Go through the data below line by line and count those containing the word "type". Reply with the count only.
START Task data
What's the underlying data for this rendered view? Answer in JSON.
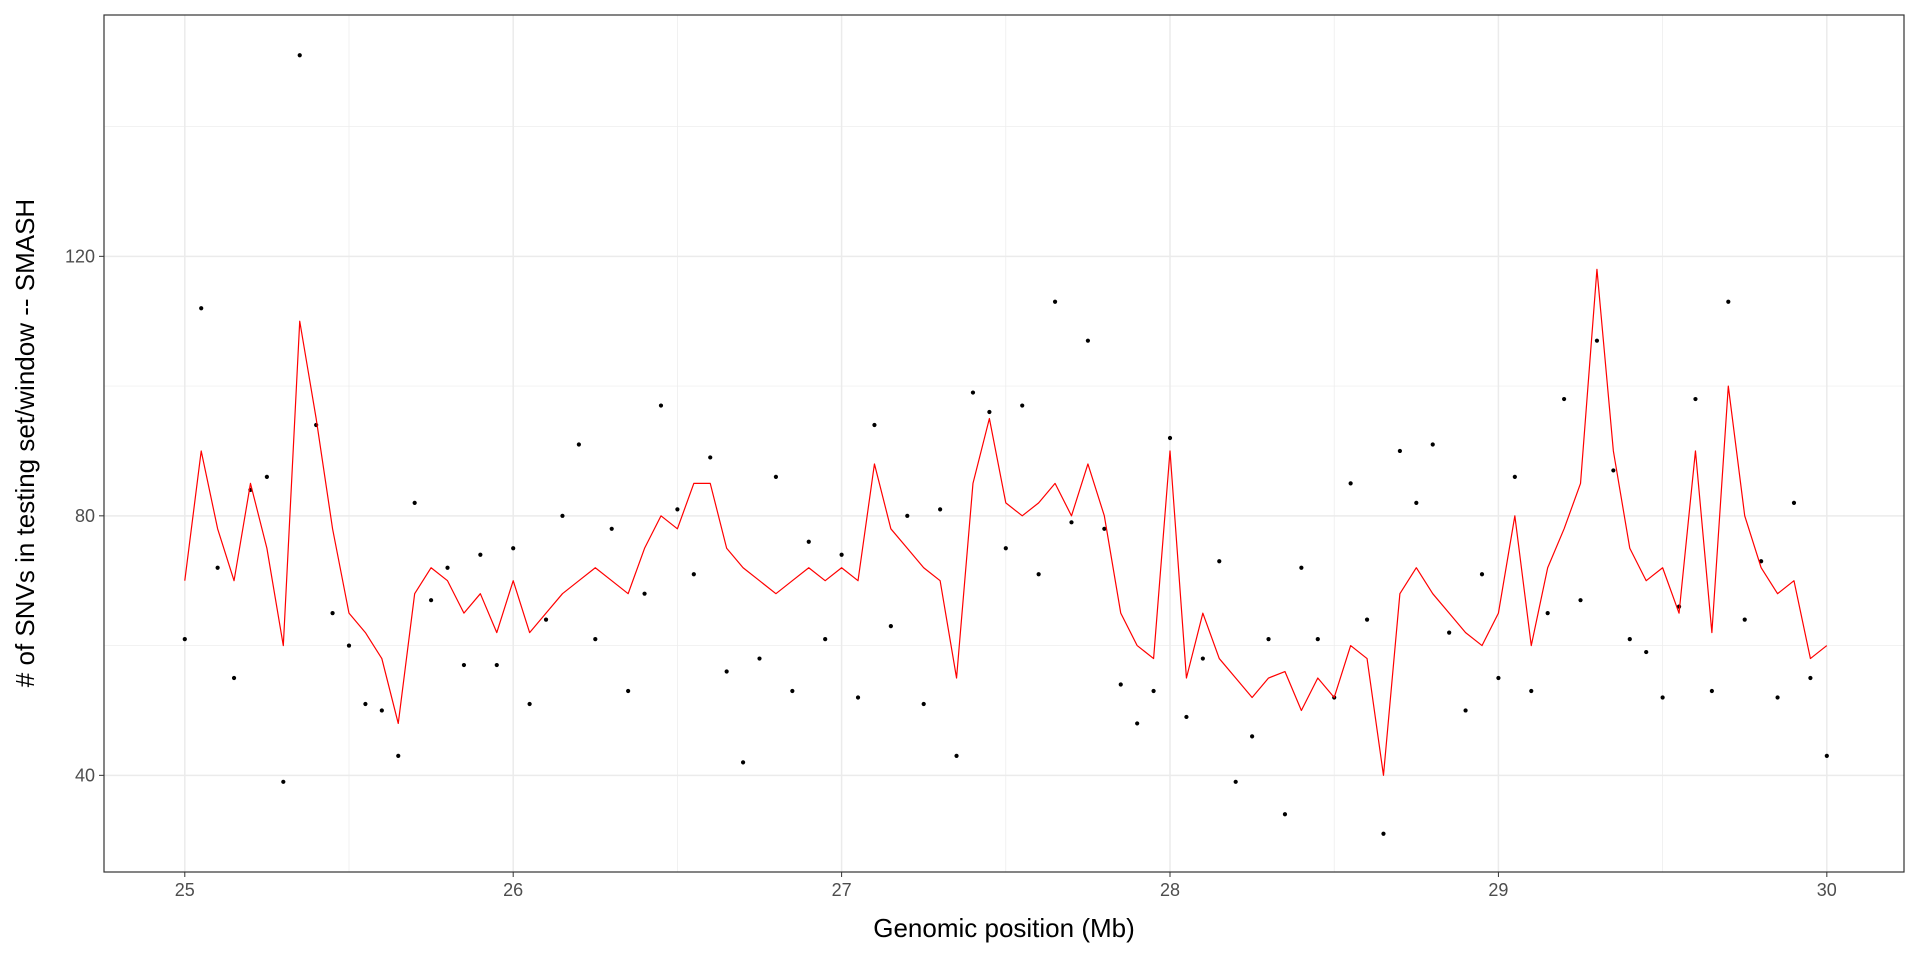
{
  "chart_data": {
    "type": "scatter",
    "x_label": "Genomic position (Mb)",
    "y_label": "# of SNVs in testing set/window -- SMASH",
    "x": [
      25.0,
      25.05,
      25.1,
      25.15,
      25.2,
      25.25,
      25.3,
      25.35,
      25.4,
      25.45,
      25.5,
      25.55,
      25.6,
      25.65,
      25.7,
      25.75,
      25.8,
      25.85,
      25.9,
      25.95,
      26.0,
      26.05,
      26.1,
      26.15,
      26.2,
      26.25,
      26.3,
      26.35,
      26.4,
      26.45,
      26.5,
      26.55,
      26.6,
      26.65,
      26.7,
      26.75,
      26.8,
      26.85,
      26.9,
      26.95,
      27.0,
      27.05,
      27.1,
      27.15,
      27.2,
      27.25,
      27.3,
      27.35,
      27.4,
      27.45,
      27.5,
      27.55,
      27.6,
      27.65,
      27.7,
      27.75,
      27.8,
      27.85,
      27.9,
      27.95,
      28.0,
      28.05,
      28.1,
      28.15,
      28.2,
      28.25,
      28.3,
      28.35,
      28.4,
      28.45,
      28.5,
      28.55,
      28.6,
      28.65,
      28.7,
      28.75,
      28.8,
      28.85,
      28.9,
      28.95,
      29.0,
      29.05,
      29.1,
      29.15,
      29.2,
      29.25,
      29.3,
      29.35,
      29.4,
      29.45,
      29.5,
      29.55,
      29.6,
      29.65,
      29.7,
      29.75,
      29.8,
      29.85,
      29.9,
      29.95,
      30.0
    ],
    "series": [
      {
        "type": "scatter",
        "color": "#000000",
        "values": [
          61,
          112,
          72,
          55,
          84,
          86,
          39,
          151,
          94,
          65,
          60,
          51,
          50,
          43,
          82,
          67,
          72,
          57,
          74,
          57,
          75,
          51,
          64,
          80,
          91,
          61,
          78,
          53,
          68,
          97,
          81,
          71,
          89,
          56,
          42,
          58,
          86,
          53,
          76,
          61,
          74,
          52,
          94,
          63,
          80,
          51,
          81,
          43,
          99,
          96,
          75,
          97,
          71,
          113,
          79,
          107,
          78,
          54,
          48,
          53,
          92,
          49,
          58,
          73,
          39,
          46,
          61,
          34,
          72,
          61,
          52,
          85,
          64,
          31,
          90,
          82,
          91,
          62,
          50,
          71,
          55,
          86,
          53,
          65,
          98,
          67,
          107,
          87,
          61,
          59,
          52,
          66,
          98,
          53,
          113,
          64,
          73,
          52,
          82,
          55,
          43
        ]
      },
      {
        "type": "line",
        "color": "#ff0000",
        "values": [
          70,
          90,
          78,
          70,
          85,
          75,
          60,
          110,
          95,
          78,
          65,
          62,
          58,
          48,
          68,
          72,
          70,
          65,
          68,
          62,
          70,
          62,
          65,
          68,
          70,
          72,
          70,
          68,
          75,
          80,
          78,
          85,
          85,
          75,
          72,
          70,
          68,
          70,
          72,
          70,
          72,
          70,
          88,
          78,
          75,
          72,
          70,
          55,
          85,
          95,
          82,
          80,
          82,
          85,
          80,
          88,
          80,
          65,
          60,
          58,
          90,
          55,
          65,
          58,
          55,
          52,
          55,
          56,
          50,
          55,
          52,
          60,
          58,
          40,
          68,
          72,
          68,
          65,
          62,
          60,
          65,
          80,
          60,
          72,
          78,
          85,
          118,
          90,
          75,
          70,
          72,
          65,
          90,
          62,
          100,
          80,
          72,
          68,
          70,
          58,
          60
        ]
      }
    ],
    "xlim": [
      24.754,
      30.235
    ],
    "xticks": [
      25,
      26,
      27,
      28,
      29,
      30
    ],
    "ylim": [
      25.1,
      157.2
    ],
    "yticks": [
      40,
      80,
      120
    ],
    "grid": true
  }
}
END Task data
**Answer box:** 3